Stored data
━━━━━━━━━━━━━━━━

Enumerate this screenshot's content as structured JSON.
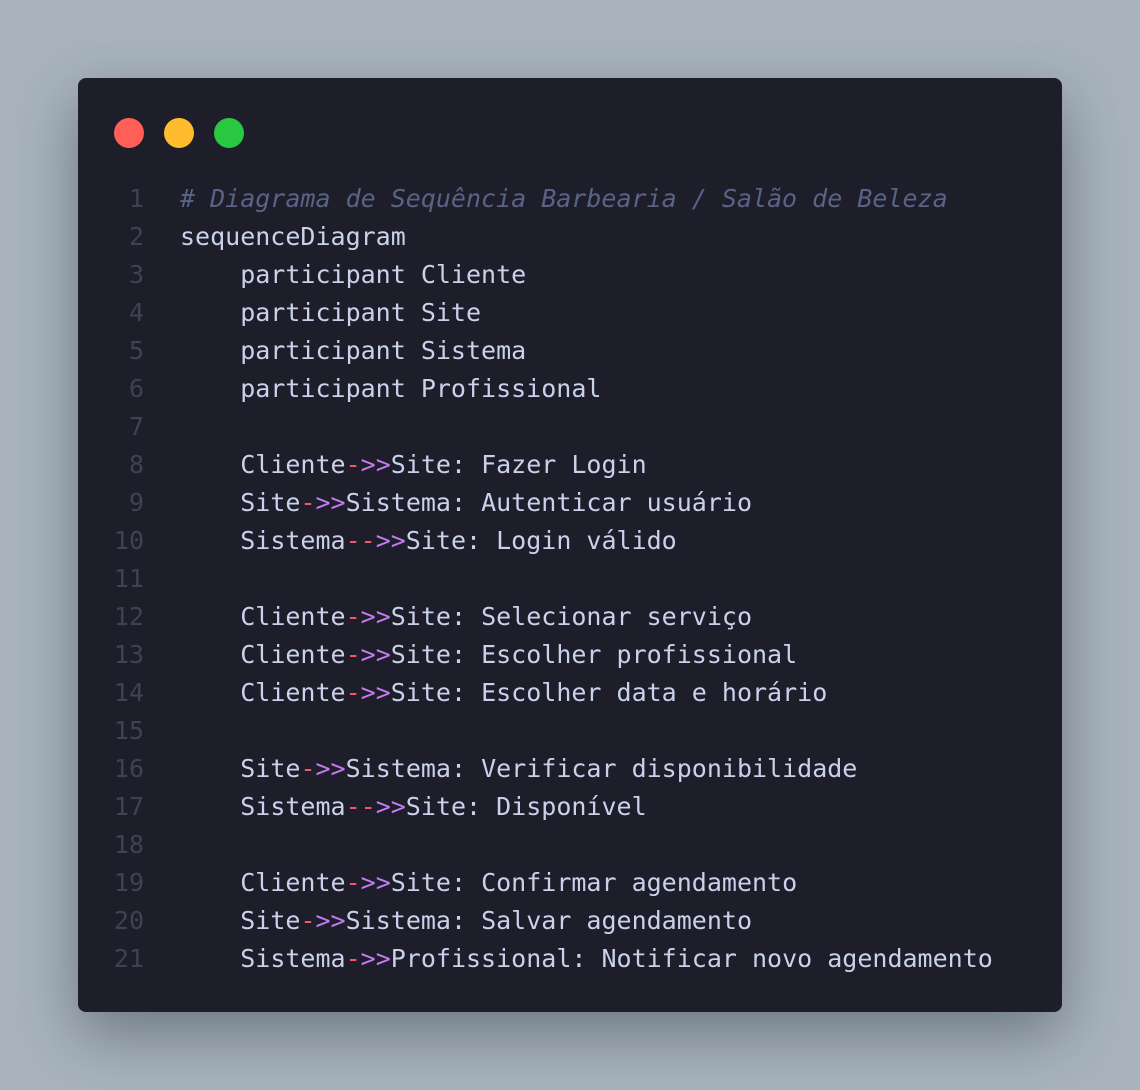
{
  "window": {
    "traffic_lights": [
      {
        "name": "close",
        "color": "#ff5f57"
      },
      {
        "name": "minimize",
        "color": "#ffbd2e"
      },
      {
        "name": "maximize",
        "color": "#28c840"
      }
    ]
  },
  "code": {
    "lines": [
      {
        "num": "1",
        "kind": "comment",
        "text": "# Diagrama de Sequência Barbearia / Salão de Beleza"
      },
      {
        "num": "2",
        "kind": "plain",
        "text": "sequenceDiagram"
      },
      {
        "num": "3",
        "kind": "plain",
        "text": "    participant Cliente"
      },
      {
        "num": "4",
        "kind": "plain",
        "text": "    participant Site"
      },
      {
        "num": "5",
        "kind": "plain",
        "text": "    participant Sistema"
      },
      {
        "num": "6",
        "kind": "plain",
        "text": "    participant Profissional"
      },
      {
        "num": "7",
        "kind": "plain",
        "text": ""
      },
      {
        "num": "8",
        "kind": "msg",
        "indent": "    ",
        "from": "Cliente",
        "arrow": "->>",
        "to": "Site",
        "message": ": Fazer Login"
      },
      {
        "num": "9",
        "kind": "msg",
        "indent": "    ",
        "from": "Site",
        "arrow": "->>",
        "to": "Sistema",
        "message": ": Autenticar usuário"
      },
      {
        "num": "10",
        "kind": "msg",
        "indent": "    ",
        "from": "Sistema",
        "arrow": "-->>",
        "to": "Site",
        "message": ": Login válido"
      },
      {
        "num": "11",
        "kind": "plain",
        "text": ""
      },
      {
        "num": "12",
        "kind": "msg",
        "indent": "    ",
        "from": "Cliente",
        "arrow": "->>",
        "to": "Site",
        "message": ": Selecionar serviço"
      },
      {
        "num": "13",
        "kind": "msg",
        "indent": "    ",
        "from": "Cliente",
        "arrow": "->>",
        "to": "Site",
        "message": ": Escolher profissional"
      },
      {
        "num": "14",
        "kind": "msg",
        "indent": "    ",
        "from": "Cliente",
        "arrow": "->>",
        "to": "Site",
        "message": ": Escolher data e horário"
      },
      {
        "num": "15",
        "kind": "plain",
        "text": ""
      },
      {
        "num": "16",
        "kind": "msg",
        "indent": "    ",
        "from": "Site",
        "arrow": "->>",
        "to": "Sistema",
        "message": ": Verificar disponibilidade"
      },
      {
        "num": "17",
        "kind": "msg",
        "indent": "    ",
        "from": "Sistema",
        "arrow": "-->>",
        "to": "Site",
        "message": ": Disponível"
      },
      {
        "num": "18",
        "kind": "plain",
        "text": ""
      },
      {
        "num": "19",
        "kind": "msg",
        "indent": "    ",
        "from": "Cliente",
        "arrow": "->>",
        "to": "Site",
        "message": ": Confirmar agendamento"
      },
      {
        "num": "20",
        "kind": "msg",
        "indent": "    ",
        "from": "Site",
        "arrow": "->>",
        "to": "Sistema",
        "message": ": Salvar agendamento"
      },
      {
        "num": "21",
        "kind": "msg",
        "indent": "    ",
        "from": "Sistema",
        "arrow": "->>",
        "to": "Profissional",
        "message": ": Notificar novo agendamento"
      }
    ]
  }
}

━━━━━━━━━━━━━━━━

◆ **STATED PROBLEM**:
Count each line with "message" in it and report that figure by itself.

◆ **THE REPLY**:
11